-- Start --
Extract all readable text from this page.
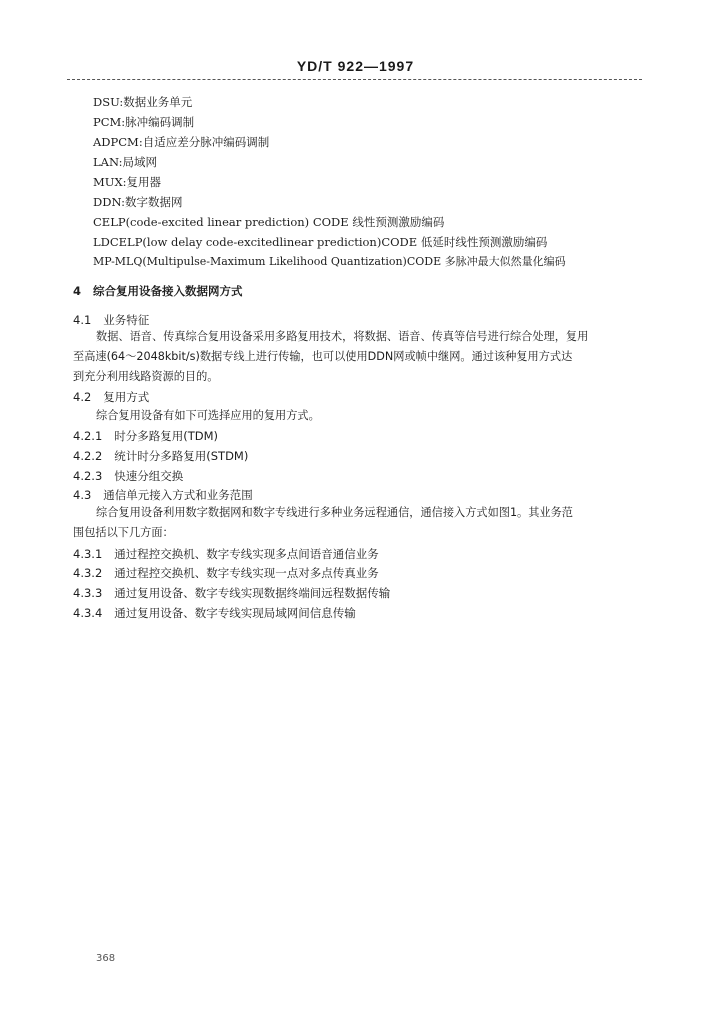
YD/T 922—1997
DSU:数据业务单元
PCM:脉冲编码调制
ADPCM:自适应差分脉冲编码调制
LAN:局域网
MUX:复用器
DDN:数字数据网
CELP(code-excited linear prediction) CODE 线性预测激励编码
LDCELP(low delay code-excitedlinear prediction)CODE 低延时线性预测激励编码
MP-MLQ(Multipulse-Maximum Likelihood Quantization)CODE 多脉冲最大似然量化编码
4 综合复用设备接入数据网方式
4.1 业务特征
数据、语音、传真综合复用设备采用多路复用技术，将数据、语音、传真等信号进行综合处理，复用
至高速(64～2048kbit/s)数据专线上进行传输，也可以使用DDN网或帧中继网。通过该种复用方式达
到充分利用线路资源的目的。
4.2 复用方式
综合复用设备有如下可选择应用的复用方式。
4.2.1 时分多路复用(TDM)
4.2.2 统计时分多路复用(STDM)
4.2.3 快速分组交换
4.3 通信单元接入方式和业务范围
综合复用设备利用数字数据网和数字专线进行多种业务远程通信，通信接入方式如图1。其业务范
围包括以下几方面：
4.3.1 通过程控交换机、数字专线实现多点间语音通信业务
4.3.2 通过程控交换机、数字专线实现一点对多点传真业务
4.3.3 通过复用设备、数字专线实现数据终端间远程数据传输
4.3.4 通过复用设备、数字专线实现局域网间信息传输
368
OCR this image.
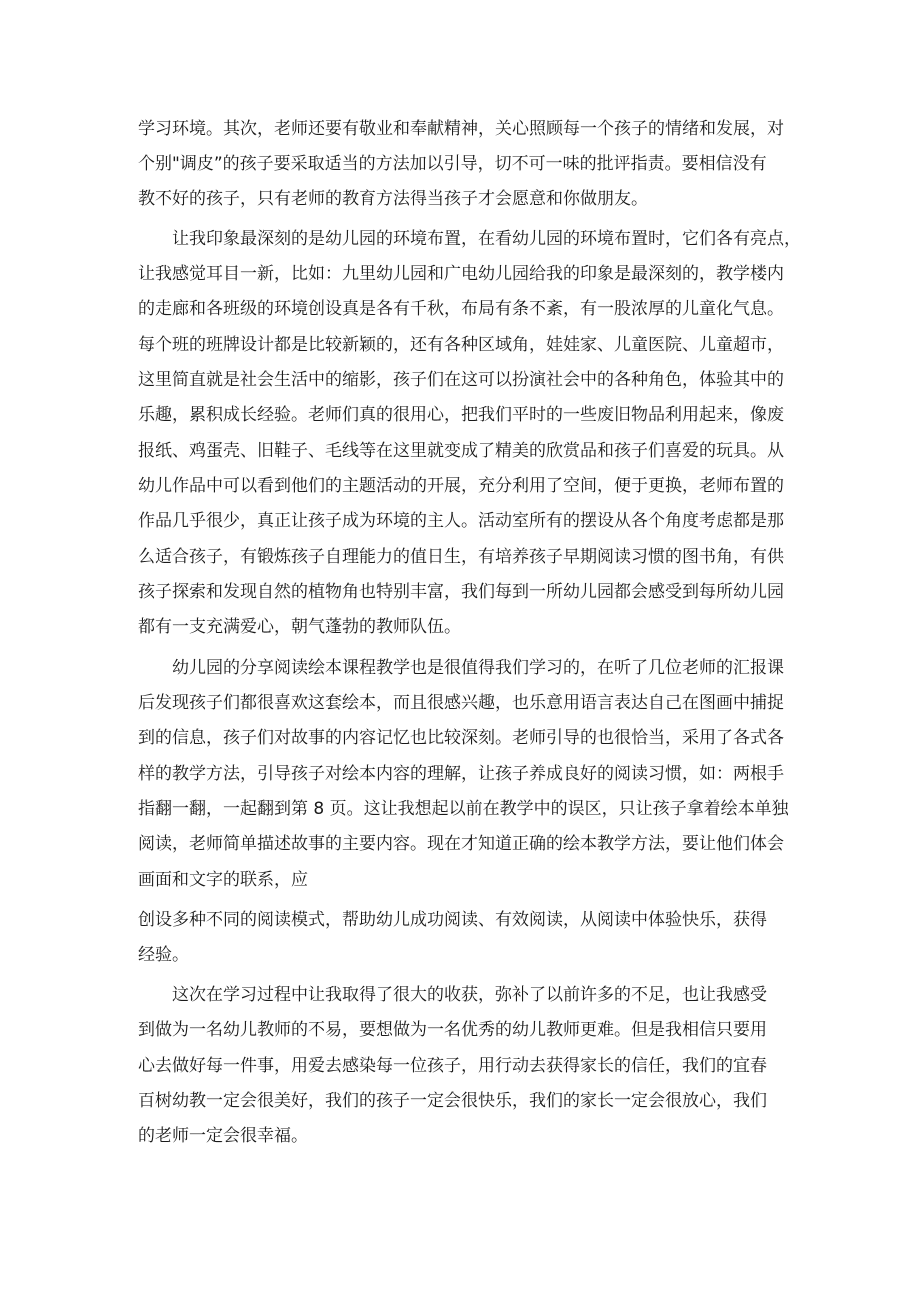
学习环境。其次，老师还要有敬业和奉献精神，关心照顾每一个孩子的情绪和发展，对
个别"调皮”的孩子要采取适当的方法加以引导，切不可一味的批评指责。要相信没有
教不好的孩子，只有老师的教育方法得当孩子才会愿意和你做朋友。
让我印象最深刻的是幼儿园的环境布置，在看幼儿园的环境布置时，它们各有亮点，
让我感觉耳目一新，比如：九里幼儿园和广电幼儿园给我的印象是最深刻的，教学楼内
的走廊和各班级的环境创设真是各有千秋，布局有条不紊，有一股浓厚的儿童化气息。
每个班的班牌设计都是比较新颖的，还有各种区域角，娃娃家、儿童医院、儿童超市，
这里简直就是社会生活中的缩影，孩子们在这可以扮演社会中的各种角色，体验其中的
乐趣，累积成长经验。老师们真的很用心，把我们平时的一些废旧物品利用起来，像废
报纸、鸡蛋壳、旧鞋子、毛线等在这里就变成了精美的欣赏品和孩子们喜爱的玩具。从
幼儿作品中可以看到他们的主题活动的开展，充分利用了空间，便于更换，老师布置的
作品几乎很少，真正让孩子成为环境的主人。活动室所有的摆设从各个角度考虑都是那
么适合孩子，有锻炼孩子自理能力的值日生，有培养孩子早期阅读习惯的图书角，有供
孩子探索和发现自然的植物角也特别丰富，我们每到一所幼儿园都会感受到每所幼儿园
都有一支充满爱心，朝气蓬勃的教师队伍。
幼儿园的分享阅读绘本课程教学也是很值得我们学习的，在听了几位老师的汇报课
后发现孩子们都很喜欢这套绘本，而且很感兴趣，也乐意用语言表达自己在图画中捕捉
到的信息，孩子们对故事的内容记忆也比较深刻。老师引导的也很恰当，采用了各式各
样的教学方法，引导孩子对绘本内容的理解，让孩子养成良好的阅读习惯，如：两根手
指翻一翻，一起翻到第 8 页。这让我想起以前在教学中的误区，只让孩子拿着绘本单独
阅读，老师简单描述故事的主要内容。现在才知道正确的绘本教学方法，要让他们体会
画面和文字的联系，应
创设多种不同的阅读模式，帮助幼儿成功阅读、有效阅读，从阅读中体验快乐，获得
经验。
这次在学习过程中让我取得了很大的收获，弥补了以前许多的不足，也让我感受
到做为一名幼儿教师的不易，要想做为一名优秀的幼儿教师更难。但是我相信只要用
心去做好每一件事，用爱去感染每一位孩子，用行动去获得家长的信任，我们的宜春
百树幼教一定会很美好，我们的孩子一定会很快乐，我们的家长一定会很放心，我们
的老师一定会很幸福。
-- End --
■ Description of the task: Leave out the pictures, and extract exactly the lines from the one with "OCR this image." through the end of the records, both ends included.

■ Correct response:
OCR this image.
学习环境。其次，老师还要有敬业和奉献精神，关心照顾每一个孩子的情绪和发展，对
个别"调皮”的孩子要采取适当的方法加以引导，切不可一味的批评指责。要相信没有
教不好的孩子，只有老师的教育方法得当孩子才会愿意和你做朋友。
让我印象最深刻的是幼儿园的环境布置，在看幼儿园的环境布置时，它们各有亮点，
让我感觉耳目一新，比如：九里幼儿园和广电幼儿园给我的印象是最深刻的，教学楼内
的走廊和各班级的环境创设真是各有千秋，布局有条不紊，有一股浓厚的儿童化气息。
每个班的班牌设计都是比较新颖的，还有各种区域角，娃娃家、儿童医院、儿童超市，
这里简直就是社会生活中的缩影，孩子们在这可以扮演社会中的各种角色，体验其中的
乐趣，累积成长经验。老师们真的很用心，把我们平时的一些废旧物品利用起来，像废
报纸、鸡蛋壳、旧鞋子、毛线等在这里就变成了精美的欣赏品和孩子们喜爱的玩具。从
幼儿作品中可以看到他们的主题活动的开展，充分利用了空间，便于更换，老师布置的
作品几乎很少，真正让孩子成为环境的主人。活动室所有的摆设从各个角度考虑都是那
么适合孩子，有锻炼孩子自理能力的值日生，有培养孩子早期阅读习惯的图书角，有供
孩子探索和发现自然的植物角也特别丰富，我们每到一所幼儿园都会感受到每所幼儿园
都有一支充满爱心，朝气蓬勃的教师队伍。
幼儿园的分享阅读绘本课程教学也是很值得我们学习的，在听了几位老师的汇报课
后发现孩子们都很喜欢这套绘本，而且很感兴趣，也乐意用语言表达自己在图画中捕捉
到的信息，孩子们对故事的内容记忆也比较深刻。老师引导的也很恰当，采用了各式各
样的教学方法，引导孩子对绘本内容的理解，让孩子养成良好的阅读习惯，如：两根手
指翻一翻，一起翻到第 8 页。这让我想起以前在教学中的误区，只让孩子拿着绘本单独
阅读，老师简单描述故事的主要内容。现在才知道正确的绘本教学方法，要让他们体会
画面和文字的联系，应
创设多种不同的阅读模式，帮助幼儿成功阅读、有效阅读，从阅读中体验快乐，获得
经验。
这次在学习过程中让我取得了很大的收获，弥补了以前许多的不足，也让我感受
到做为一名幼儿教师的不易，要想做为一名优秀的幼儿教师更难。但是我相信只要用
心去做好每一件事，用爱去感染每一位孩子，用行动去获得家长的信任，我们的宜春
百树幼教一定会很美好，我们的孩子一定会很快乐，我们的家长一定会很放心，我们
的老师一定会很幸福。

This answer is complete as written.